THE PROBLEM: Report how many lines contain "letter". Give the number and nothing else.

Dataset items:

━━━

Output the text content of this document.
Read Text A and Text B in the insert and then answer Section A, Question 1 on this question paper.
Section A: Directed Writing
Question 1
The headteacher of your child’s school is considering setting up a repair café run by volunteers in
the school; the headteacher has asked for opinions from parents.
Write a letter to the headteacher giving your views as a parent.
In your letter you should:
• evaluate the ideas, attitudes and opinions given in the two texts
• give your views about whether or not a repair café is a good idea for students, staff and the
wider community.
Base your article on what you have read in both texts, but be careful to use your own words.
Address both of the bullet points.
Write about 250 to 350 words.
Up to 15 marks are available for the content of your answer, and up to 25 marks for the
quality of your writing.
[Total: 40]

━━━

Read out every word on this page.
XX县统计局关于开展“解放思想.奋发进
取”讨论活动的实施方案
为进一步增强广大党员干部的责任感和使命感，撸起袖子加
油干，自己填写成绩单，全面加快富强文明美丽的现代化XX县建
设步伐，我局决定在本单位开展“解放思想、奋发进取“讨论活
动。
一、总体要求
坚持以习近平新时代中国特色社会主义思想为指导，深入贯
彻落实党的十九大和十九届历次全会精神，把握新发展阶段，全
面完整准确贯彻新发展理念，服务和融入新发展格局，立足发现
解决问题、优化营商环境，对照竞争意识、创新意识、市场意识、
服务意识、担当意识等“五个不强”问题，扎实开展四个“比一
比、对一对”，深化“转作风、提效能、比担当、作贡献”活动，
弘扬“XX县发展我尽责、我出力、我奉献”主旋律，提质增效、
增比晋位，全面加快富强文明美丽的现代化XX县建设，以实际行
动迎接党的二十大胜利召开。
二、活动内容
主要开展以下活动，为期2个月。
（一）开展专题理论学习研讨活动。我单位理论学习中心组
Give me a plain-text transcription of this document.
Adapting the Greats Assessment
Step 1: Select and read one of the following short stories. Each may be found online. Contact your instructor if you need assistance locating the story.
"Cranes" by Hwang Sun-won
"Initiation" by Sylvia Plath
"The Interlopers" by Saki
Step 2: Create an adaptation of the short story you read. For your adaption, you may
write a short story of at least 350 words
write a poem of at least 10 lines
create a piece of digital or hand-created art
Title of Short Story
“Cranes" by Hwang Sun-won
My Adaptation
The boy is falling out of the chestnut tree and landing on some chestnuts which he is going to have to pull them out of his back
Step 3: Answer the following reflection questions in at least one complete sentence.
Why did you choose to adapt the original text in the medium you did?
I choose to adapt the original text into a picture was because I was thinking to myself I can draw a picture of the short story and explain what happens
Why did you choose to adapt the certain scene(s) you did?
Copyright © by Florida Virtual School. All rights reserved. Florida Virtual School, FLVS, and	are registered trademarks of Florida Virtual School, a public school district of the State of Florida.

━━━

SOLUTION FOR THIS TASK: 2